──────── DATA EXCERPTS
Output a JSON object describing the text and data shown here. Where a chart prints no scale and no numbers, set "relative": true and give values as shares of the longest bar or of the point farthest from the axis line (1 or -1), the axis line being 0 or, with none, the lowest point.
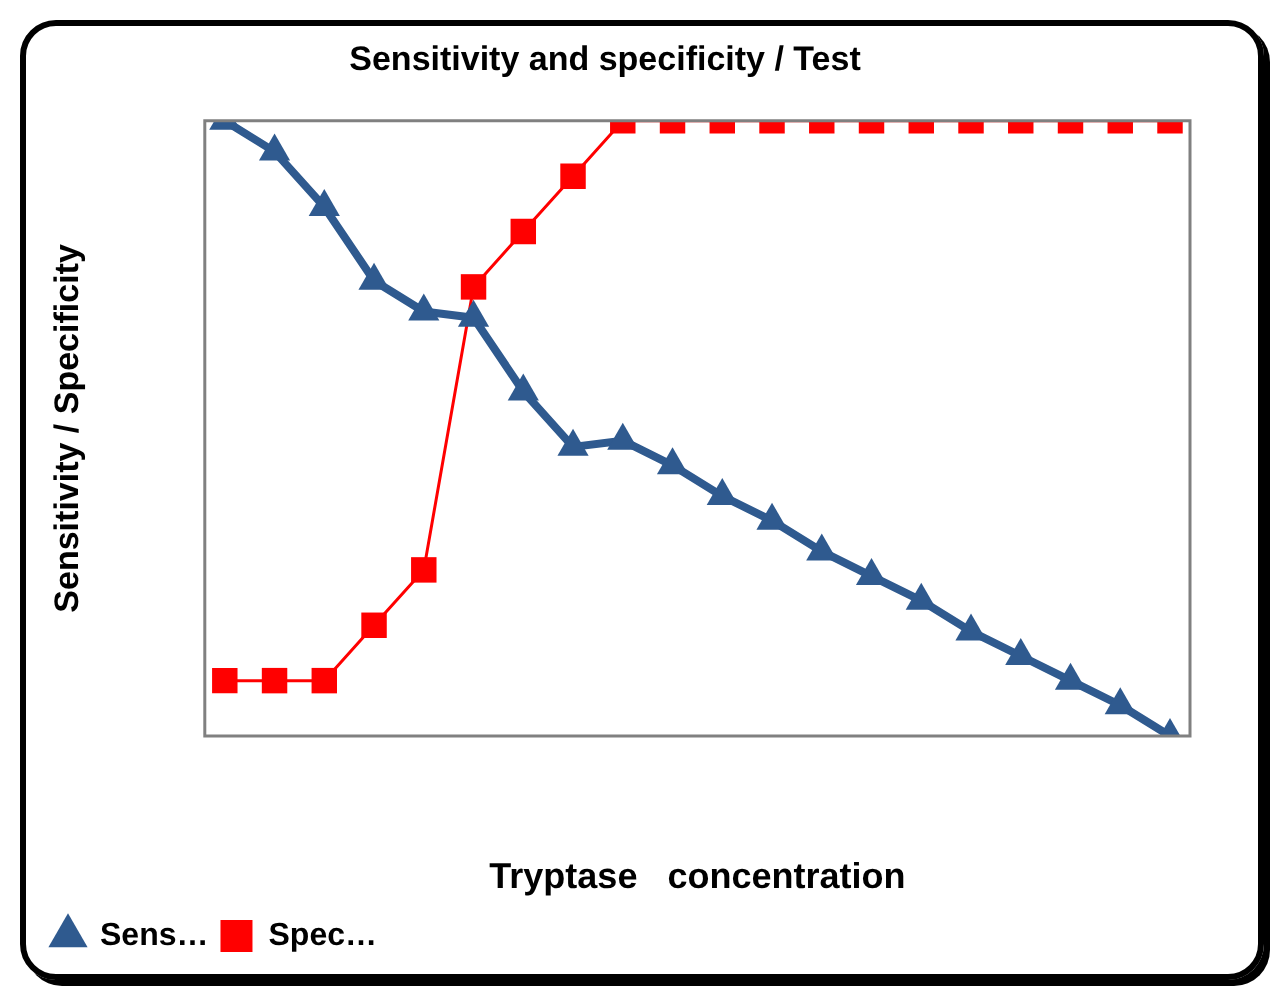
{
  "chart_data": {
    "type": "line",
    "title": "Sensitivity and specificity / Test",
    "xlabel": "Tryptase   concentration",
    "ylabel": "Sensitivity / Specificity",
    "relative": true,
    "legend": "bottom left",
    "grid": false,
    "categories": [
      null,
      null,
      null,
      null,
      null,
      null,
      null,
      null,
      null,
      null,
      null,
      null,
      null,
      null,
      null,
      null,
      null,
      null,
      null,
      null
    ],
    "series": [
      {
        "name": "Sens…",
        "color": "#2f5a8f",
        "marker": "triangle",
        "values": [
          1.0,
          0.95,
          0.86,
          0.74,
          0.69,
          0.68,
          0.56,
          0.47,
          0.48,
          0.44,
          0.39,
          0.35,
          0.3,
          0.26,
          0.22,
          0.17,
          0.13,
          0.09,
          0.05,
          0
        ]
      },
      {
        "name": "Spec…",
        "color": "#ff0000",
        "marker": "square",
        "values": [
          0.09,
          0.09,
          0.09,
          0.18,
          0.27,
          0.73,
          0.82,
          0.91,
          1,
          1,
          1,
          1,
          1,
          1,
          1,
          1,
          1,
          1,
          1,
          1
        ]
      }
    ]
  }
}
────────────────
WHAT TO DO: Transcribe all the records above word for word, without their images.

CORRECT OUTPUT:
Output a JSON object describing the text and data shown here. Where a chart prints no scale and no numbers, set "relative": true and give values as shares of the longest bar or of the point farthest from the axis line (1 or -1), the axis line being 0 or, with none, the lowest point.
{
  "chart_data": {
    "type": "line",
    "title": "Sensitivity and specificity / Test",
    "xlabel": "Tryptase   concentration",
    "ylabel": "Sensitivity / Specificity",
    "relative": true,
    "legend": "bottom left",
    "grid": false,
    "categories": [
      null,
      null,
      null,
      null,
      null,
      null,
      null,
      null,
      null,
      null,
      null,
      null,
      null,
      null,
      null,
      null,
      null,
      null,
      null,
      null
    ],
    "series": [
      {
        "name": "Sens…",
        "color": "#2f5a8f",
        "marker": "triangle",
        "values": [
          1.0,
          0.95,
          0.86,
          0.74,
          0.69,
          0.68,
          0.56,
          0.47,
          0.48,
          0.44,
          0.39,
          0.35,
          0.3,
          0.26,
          0.22,
          0.17,
          0.13,
          0.09,
          0.05,
          0
        ]
      },
      {
        "name": "Spec…",
        "color": "#ff0000",
        "marker": "square",
        "values": [
          0.09,
          0.09,
          0.09,
          0.18,
          0.27,
          0.73,
          0.82,
          0.91,
          1,
          1,
          1,
          1,
          1,
          1,
          1,
          1,
          1,
          1,
          1,
          1
        ]
      }
    ]
  }
}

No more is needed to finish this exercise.